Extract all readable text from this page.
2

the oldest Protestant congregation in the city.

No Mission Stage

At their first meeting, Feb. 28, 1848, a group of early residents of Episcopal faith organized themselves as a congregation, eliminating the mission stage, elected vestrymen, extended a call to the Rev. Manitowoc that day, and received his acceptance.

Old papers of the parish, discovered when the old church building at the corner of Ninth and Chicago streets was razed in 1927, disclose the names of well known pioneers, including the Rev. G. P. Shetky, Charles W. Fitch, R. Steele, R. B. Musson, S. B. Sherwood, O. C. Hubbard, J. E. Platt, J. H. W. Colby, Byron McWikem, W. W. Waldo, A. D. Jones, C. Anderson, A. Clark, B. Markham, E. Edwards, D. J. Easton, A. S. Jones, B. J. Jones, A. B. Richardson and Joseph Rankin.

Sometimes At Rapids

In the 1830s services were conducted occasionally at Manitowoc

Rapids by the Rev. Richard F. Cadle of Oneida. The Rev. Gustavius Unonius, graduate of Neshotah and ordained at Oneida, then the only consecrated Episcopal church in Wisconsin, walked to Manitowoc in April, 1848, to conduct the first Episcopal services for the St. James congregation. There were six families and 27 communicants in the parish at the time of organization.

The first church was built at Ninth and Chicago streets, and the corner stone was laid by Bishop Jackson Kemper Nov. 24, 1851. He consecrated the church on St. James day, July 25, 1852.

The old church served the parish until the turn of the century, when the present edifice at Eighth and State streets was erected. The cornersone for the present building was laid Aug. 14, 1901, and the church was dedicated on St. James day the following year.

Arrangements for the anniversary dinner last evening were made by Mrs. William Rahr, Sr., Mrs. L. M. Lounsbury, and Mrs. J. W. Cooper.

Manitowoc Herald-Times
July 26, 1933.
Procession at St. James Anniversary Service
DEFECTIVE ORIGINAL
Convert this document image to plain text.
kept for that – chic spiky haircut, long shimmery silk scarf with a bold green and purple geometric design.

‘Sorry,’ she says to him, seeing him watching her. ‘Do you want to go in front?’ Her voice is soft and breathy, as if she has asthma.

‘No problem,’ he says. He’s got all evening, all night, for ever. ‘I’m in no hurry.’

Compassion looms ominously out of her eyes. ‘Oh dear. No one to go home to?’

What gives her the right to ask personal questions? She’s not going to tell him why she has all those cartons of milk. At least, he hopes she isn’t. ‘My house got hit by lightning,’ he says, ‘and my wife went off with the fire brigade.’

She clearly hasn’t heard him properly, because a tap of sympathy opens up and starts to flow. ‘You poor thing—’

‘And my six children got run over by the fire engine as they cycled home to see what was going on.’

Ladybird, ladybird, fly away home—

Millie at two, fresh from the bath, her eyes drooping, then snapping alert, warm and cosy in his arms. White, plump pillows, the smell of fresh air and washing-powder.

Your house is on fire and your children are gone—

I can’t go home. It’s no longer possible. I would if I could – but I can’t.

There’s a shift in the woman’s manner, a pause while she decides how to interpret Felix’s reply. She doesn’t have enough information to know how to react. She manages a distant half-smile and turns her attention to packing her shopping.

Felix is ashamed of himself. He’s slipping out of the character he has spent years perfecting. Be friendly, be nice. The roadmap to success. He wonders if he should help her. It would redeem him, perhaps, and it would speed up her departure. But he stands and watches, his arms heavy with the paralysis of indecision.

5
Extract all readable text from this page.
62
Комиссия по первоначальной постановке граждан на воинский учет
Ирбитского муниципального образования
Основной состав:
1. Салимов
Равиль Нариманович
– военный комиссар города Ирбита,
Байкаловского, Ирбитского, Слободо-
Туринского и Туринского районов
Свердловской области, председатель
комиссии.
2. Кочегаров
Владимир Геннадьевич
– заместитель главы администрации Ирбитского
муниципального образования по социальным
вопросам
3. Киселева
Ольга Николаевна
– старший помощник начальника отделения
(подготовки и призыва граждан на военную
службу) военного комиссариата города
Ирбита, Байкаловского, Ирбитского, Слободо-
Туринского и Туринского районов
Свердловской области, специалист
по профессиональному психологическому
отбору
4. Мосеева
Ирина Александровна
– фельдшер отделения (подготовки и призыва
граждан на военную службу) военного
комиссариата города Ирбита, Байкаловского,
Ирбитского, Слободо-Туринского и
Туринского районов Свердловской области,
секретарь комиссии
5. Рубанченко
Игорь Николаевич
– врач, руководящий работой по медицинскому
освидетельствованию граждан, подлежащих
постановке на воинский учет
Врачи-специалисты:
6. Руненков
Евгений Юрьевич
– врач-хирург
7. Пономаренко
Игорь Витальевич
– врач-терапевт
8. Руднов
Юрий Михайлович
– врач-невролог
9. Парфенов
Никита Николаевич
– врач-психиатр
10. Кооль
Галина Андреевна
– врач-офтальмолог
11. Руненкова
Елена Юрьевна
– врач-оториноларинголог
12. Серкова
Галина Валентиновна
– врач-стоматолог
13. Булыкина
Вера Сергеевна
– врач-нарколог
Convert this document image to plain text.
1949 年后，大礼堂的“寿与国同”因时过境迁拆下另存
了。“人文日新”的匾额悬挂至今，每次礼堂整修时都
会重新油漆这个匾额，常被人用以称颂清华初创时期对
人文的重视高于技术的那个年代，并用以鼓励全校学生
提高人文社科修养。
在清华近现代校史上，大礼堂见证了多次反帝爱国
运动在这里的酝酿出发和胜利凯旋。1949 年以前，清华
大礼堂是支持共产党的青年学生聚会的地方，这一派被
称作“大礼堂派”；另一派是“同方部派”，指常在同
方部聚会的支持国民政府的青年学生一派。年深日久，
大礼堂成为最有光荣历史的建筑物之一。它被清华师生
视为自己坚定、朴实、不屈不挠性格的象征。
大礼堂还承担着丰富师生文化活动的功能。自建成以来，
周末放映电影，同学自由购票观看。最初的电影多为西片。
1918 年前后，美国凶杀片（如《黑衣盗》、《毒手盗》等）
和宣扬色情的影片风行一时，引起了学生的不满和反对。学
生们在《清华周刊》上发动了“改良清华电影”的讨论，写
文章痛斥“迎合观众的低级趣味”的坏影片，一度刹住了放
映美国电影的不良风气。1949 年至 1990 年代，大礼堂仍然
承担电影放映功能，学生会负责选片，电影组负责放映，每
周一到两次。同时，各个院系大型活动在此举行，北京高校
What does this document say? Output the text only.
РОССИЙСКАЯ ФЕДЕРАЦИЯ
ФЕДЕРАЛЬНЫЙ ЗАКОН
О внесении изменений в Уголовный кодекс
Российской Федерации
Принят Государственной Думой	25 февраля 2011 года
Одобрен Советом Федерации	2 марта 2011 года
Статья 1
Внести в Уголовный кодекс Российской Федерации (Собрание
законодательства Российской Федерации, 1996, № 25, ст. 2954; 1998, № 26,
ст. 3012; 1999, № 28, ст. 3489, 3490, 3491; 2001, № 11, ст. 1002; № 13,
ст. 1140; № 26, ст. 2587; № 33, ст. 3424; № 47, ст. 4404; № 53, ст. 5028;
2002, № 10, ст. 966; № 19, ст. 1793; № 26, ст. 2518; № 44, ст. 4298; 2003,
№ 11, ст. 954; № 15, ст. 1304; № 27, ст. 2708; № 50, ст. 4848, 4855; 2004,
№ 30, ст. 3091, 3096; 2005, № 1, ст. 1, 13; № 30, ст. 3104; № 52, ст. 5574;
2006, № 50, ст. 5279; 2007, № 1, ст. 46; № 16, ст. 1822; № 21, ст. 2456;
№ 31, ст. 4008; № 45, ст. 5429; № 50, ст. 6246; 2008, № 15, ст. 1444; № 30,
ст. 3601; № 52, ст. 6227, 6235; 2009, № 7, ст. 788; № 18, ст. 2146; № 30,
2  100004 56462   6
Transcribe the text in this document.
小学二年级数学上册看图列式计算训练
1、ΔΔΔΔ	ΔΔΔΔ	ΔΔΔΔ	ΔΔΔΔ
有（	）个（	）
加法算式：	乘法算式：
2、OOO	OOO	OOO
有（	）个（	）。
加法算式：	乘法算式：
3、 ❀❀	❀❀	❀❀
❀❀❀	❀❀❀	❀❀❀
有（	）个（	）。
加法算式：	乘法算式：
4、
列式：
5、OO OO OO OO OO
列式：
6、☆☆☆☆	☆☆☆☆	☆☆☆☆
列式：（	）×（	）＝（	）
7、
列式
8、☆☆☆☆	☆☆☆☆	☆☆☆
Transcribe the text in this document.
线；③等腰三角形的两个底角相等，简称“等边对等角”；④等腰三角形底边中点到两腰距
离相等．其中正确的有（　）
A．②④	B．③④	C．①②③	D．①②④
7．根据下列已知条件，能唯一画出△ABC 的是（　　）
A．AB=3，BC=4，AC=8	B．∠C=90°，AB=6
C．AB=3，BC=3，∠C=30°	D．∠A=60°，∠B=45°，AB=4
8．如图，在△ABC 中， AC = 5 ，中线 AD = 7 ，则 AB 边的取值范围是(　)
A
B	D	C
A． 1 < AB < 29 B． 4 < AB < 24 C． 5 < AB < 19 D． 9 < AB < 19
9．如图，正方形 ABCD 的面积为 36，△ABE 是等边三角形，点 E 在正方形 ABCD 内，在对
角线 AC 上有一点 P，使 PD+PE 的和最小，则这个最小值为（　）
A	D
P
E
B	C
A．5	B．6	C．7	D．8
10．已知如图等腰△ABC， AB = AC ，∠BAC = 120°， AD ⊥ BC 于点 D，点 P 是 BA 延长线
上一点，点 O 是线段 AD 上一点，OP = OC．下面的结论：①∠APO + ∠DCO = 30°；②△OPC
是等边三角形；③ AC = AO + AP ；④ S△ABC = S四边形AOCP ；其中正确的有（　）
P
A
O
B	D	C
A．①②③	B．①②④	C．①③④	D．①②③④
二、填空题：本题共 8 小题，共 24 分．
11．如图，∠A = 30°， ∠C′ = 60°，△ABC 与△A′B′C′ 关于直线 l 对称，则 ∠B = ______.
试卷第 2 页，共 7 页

**Goal**
Say how many lines above contain the string "house". Answer with the number only.

**The result**
2